● **Set task**: Format the lines in the items as a JSON list of strings, with one string per line and blank lines omitted.

[Saved entries]
•••

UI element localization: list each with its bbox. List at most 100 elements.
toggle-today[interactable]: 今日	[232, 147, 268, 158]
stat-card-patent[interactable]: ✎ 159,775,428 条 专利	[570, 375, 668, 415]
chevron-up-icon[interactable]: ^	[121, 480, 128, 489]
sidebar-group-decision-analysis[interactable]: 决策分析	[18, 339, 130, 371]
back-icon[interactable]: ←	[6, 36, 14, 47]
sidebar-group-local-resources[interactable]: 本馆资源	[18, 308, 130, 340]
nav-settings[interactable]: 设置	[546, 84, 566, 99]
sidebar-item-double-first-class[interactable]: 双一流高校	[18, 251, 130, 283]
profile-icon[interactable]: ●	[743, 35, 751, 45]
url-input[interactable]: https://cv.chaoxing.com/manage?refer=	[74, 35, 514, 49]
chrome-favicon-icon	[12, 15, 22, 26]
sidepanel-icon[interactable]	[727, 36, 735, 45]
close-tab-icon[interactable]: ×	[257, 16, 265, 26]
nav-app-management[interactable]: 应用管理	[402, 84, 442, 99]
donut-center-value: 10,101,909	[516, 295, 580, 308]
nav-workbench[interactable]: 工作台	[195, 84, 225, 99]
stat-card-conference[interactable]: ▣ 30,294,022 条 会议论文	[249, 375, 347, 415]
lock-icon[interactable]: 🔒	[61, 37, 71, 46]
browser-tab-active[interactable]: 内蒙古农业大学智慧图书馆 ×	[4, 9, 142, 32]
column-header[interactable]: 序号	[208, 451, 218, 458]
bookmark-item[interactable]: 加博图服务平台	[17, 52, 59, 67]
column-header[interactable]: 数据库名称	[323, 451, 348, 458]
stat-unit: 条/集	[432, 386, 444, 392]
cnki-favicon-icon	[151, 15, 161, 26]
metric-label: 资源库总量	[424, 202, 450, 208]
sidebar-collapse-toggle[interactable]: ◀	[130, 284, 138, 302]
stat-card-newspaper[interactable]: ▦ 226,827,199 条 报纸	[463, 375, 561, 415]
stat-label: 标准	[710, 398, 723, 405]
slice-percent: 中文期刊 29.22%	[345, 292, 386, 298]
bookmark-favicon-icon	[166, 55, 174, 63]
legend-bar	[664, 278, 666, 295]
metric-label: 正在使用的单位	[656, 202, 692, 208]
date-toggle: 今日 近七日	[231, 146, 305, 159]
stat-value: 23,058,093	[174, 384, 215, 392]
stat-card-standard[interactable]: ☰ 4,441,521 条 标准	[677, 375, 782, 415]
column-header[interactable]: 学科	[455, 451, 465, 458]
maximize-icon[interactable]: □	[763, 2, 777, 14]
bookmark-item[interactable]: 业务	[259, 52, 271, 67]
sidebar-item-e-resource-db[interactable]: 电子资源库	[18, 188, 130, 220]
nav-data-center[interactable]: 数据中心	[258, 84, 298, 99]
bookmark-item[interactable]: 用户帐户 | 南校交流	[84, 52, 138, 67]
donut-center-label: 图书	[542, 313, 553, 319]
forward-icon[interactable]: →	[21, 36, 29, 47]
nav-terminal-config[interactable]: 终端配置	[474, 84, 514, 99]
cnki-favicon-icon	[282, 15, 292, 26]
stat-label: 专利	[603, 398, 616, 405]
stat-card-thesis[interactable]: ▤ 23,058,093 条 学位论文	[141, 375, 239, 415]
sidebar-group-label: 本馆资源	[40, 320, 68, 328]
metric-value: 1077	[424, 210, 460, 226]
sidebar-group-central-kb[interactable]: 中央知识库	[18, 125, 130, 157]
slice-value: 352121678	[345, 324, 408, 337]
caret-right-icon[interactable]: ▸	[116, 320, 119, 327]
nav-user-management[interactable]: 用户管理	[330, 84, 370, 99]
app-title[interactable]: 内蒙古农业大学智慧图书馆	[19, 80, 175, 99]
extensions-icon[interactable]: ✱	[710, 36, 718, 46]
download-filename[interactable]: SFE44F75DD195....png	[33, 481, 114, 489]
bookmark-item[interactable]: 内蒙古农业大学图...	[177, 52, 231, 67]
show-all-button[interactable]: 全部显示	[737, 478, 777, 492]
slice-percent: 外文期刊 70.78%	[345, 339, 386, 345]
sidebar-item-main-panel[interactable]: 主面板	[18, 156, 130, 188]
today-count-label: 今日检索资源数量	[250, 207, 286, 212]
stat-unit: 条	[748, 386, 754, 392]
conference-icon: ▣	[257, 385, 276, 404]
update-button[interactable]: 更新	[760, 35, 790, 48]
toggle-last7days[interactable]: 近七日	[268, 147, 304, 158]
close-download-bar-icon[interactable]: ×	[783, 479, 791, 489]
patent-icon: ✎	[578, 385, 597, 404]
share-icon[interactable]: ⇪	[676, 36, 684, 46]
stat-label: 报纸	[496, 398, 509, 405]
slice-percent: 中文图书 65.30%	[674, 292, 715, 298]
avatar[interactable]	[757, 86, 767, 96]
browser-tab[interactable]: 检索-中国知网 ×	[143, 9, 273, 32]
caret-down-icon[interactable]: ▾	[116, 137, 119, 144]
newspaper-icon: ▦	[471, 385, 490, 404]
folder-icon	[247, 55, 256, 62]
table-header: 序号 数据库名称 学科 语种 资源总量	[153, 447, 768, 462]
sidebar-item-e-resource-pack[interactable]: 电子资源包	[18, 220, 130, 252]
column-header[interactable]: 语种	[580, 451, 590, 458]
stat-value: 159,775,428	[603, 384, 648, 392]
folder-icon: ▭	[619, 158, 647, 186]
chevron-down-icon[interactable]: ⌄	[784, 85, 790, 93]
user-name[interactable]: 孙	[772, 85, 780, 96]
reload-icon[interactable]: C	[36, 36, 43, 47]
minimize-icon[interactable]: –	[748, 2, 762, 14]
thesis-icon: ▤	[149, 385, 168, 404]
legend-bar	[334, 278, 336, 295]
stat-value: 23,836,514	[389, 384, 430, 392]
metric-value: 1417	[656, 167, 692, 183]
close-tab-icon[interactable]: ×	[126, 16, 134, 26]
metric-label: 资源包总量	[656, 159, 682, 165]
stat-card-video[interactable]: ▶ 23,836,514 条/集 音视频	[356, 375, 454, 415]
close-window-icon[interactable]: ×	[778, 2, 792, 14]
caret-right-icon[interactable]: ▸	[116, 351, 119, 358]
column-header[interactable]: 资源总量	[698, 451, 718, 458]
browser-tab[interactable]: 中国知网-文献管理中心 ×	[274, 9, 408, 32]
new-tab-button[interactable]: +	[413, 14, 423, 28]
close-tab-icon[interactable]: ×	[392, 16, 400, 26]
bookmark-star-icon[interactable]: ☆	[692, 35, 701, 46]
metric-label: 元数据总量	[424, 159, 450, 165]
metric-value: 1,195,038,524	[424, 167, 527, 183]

•••

● **Reply**:
[
  "UI element localization: list each with its bbox. List at most 100 elements.",
  "toggle-today[interactable]: 今日\t[232, 147, 268, 158]",
  "stat-card-patent[interactable]: ✎ 159,775,428 条 专利\t[570, 375, 668, 415]",
  "chevron-up-icon[interactable]: ^\t[121, 480, 128, 489]",
  "sidebar-group-decision-analysis[interactable]: 决策分析\t[18, 339, 130, 371]",
  "back-icon[interactable]: ←\t[6, 36, 14, 47]",
  "sidebar-group-local-resources[interactable]: 本馆资源\t[18, 308, 130, 340]",
  "nav-settings[interactable]: 设置\t[546, 84, 566, 99]",
  "sidebar-item-double-first-class[interactable]: 双一流高校\t[18, 251, 130, 283]",
  "profile-icon[interactable]: ●\t[743, 35, 751, 45]",
  "url-input[interactable]: https://cv.chaoxing.com/manage?refer=\t[74, 35, 514, 49]",
  "chrome-favicon-icon\t[12, 15, 22, 26]",
  "sidepanel-icon[interactable]\t[727, 36, 735, 45]",
  "close-tab-icon[interactable]: ×\t[257, 16, 265, 26]",
  "nav-app-management[interactable]: 应用管理\t[402, 84, 442, 99]",
  "donut-center-value: 10,101,909\t[516, 295, 580, 308]",
  "nav-workbench[interactable]: 工作台\t[195, 84, 225, 99]",
  "stat-card-conference[interactable]: ▣ 30,294,022 条 会议论文\t[249, 375, 347, 415]",
  "lock-icon[interactable]: 🔒\t[61, 37, 71, 46]",
  "browser-tab-active[interactable]: 内蒙古农业大学智慧图书馆 ×\t[4, 9, 142, 32]",
  "column-header[interactable]: 序号\t[208, 451, 218, 458]",
  "bookmark-item[interactable]: 加博图服务平台\t[17, 52, 59, 67]",
  "column-header[interactable]: 数据库名称\t[323, 451, 348, 458]",
  "stat-unit: 条/集\t[432, 386, 444, 392]",
  "cnki-favicon-icon\t[151, 15, 161, 26]",
  "metric-label: 资源库总量\t[424, 202, 450, 208]",
  "sidebar-collapse-toggle[interactable]: ◀\t[130, 284, 138, 302]",
  "stat-card-newspaper[interactable]: ▦ 226,827,199 条 报纸\t[463, 375, 561, 415]",
  "stat-label: 标准\t[710, 398, 723, 405]",
  "slice-percent: 中文期刊 29.22%\t[345, 292, 386, 298]",
  "bookmark-favicon-icon\t[166, 55, 174, 63]",
  "legend-bar\t[664, 278, 666, 295]",
  "metric-label: 正在使用的单位\t[656, 202, 692, 208]",
  "date-toggle: 今日 近七日\t[231, 146, 305, 159]",
  "stat-value: 23,058,093\t[174, 384, 215, 392]",
  "stat-card-standard[interactable]: ☰ 4,441,521 条 标准\t[677, 375, 782, 415]",
  "column-header[interactable]: 学科\t[455, 451, 465, 458]",
  "maximize-icon[interactable]: □\t[763, 2, 777, 14]",
  "bookmark-item[interactable]: 业务\t[259, 52, 271, 67]",
  "sidebar-item-e-resource-db[interactable]: 电子资源库\t[18, 188, 130, 220]",
  "nav-data-center[interactable]: 数据中心\t[258, 84, 298, 99]",
  "bookmark-item[interactable]: 用户帐户 | 南校交流\t[84, 52, 138, 67]",
  "donut-center-label: 图书\t[542, 313, 553, 319]",
  "forward-icon[interactable]: →\t[21, 36, 29, 47]",
  "nav-terminal-config[interactable]: 终端配置\t[474, 84, 514, 99]",
  "cnki-favicon-icon\t[282, 15, 292, 26]",
  "stat-label: 专利\t[603, 398, 616, 405]",
  "stat-card-thesis[interactable]: ▤ 23,058,093 条 学位论文\t[141, 375, 239, 415]",
  "sidebar-group-label: 本馆资源\t[40, 320, 68, 328]",
  "metric-value: 1077\t[424, 210, 460, 226]",
  "sidebar-group-central-kb[interactable]: 中央知识库\t[18, 125, 130, 157]",
  "slice-value: 352121678\t[345, 324, 408, 337]",
  "caret-right-icon[interactable]: ▸\t[116, 320, 119, 327]",
  "nav-user-management[interactable]: 用户管理\t[330, 84, 370, 99]",
  "app-title[interactable]: 内蒙古农业大学智慧图书馆\t[19, 80, 175, 99]",
  "extensions-icon[interactable]: ✱\t[710, 36, 718, 46]",
  "download-filename[interactable]: SFE44F75DD195....png\t[33, 481, 114, 489]",
  "bookmark-item[interactable]: 内蒙古农业大学图...\t[177, 52, 231, 67]",
  "show-all-button[interactable]: 全部显示\t[737, 478, 777, 492]",
  "slice-percent: 外文期刊 70.78%\t[345, 339, 386, 345]",
  "sidebar-item-main-panel[interactable]: 主面板\t[18, 156, 130, 188]",
  "today-count-label: 今日检索资源数量\t[250, 207, 286, 212]",
  "stat-unit: 条\t[748, 386, 754, 392]",
  "conference-icon: ▣\t[257, 385, 276, 404]",
  "update-button[interactable]: 更新\t[760, 35, 790, 48]",
  "toggle-last7days[interactable]: 近七日\t[268, 147, 304, 158]",
  "close-download-bar-icon[interactable]: ×\t[783, 479, 791, 489]",
  "patent-icon: ✎\t[578, 385, 597, 404]",
  "share-icon[interactable]: ⇪\t[676, 36, 684, 46]",
  "stat-label: 报纸\t[496, 398, 509, 405]",
  "slice-percent: 中文图书 65.30%\t[674, 292, 715, 298]",
  "avatar[interactable]\t[757, 86, 767, 96]",
  "browser-tab[interactable]: 检索-中国知网 ×\t[143, 9, 273, 32]",
  "caret-down-icon[interactable]: ▾\t[116, 137, 119, 144]",
  "newspaper-icon: ▦\t[471, 385, 490, 404]",
  "folder-icon\t[247, 55, 256, 62]",
  "table-header: 序号 数据库名称 学科 语种 资源总量\t[153, 447, 768, 462]",
  "sidebar-item-e-resource-pack[interactable]: 电子资源包\t[18, 220, 130, 252]",
  "column-header[interactable]: 语种\t[580, 451, 590, 458]",
  "stat-value: 159,775,428\t[603, 384, 648, 392]",
  "folder-icon: ▭\t[619, 158, 647, 186]",
  "chevron-down-icon[interactable]: ⌄\t[784, 85, 790, 93]",
  "user-name[interactable]: 孙\t[772, 85, 780, 96]",
  "reload-icon[interactable]: C\t[36, 36, 43, 47]",
  "minimize-icon[interactable]: –\t[748, 2, 762, 14]",
  "thesis-icon: ▤\t[149, 385, 168, 404]",
  "legend-bar\t[334, 278, 336, 295]",
  "stat-value: 23,836,514\t[389, 384, 430, 392]",
  "metric-value: 1417\t[656, 167, 692, 183]",
  "close-tab-icon[interactable]: ×\t[126, 16, 134, 26]",
  "metric-label: 资源包总量\t[656, 159, 682, 165]",
  "stat-card-video[interactable]: ▶ 23,836,514 条/集 音视频\t[356, 375, 454, 415]",
  "close-window-icon[interactable]: ×\t[778, 2, 792, 14]",
  "caret-right-icon[interactable]: ▸\t[116, 351, 119, 358]",
  "column-header[interactable]: 资源总量\t[698, 451, 718, 458]",
  "browser-tab[interactable]: 中国知网-文献管理中心 ×\t[274, 9, 408, 32]",
  "new-tab-button[interactable]: +\t[413, 14, 423, 28]",
  "close-tab-icon[interactable]: ×\t[392, 16, 400, 26]",
  "bookmark-star-icon[interactable]: ☆\t[692, 35, 701, 46]",
  "metric-label: 元数据总量\t[424, 159, 450, 165]",
  "metric-value: 1,195,038,524\t[424, 167, 527, 183]"
]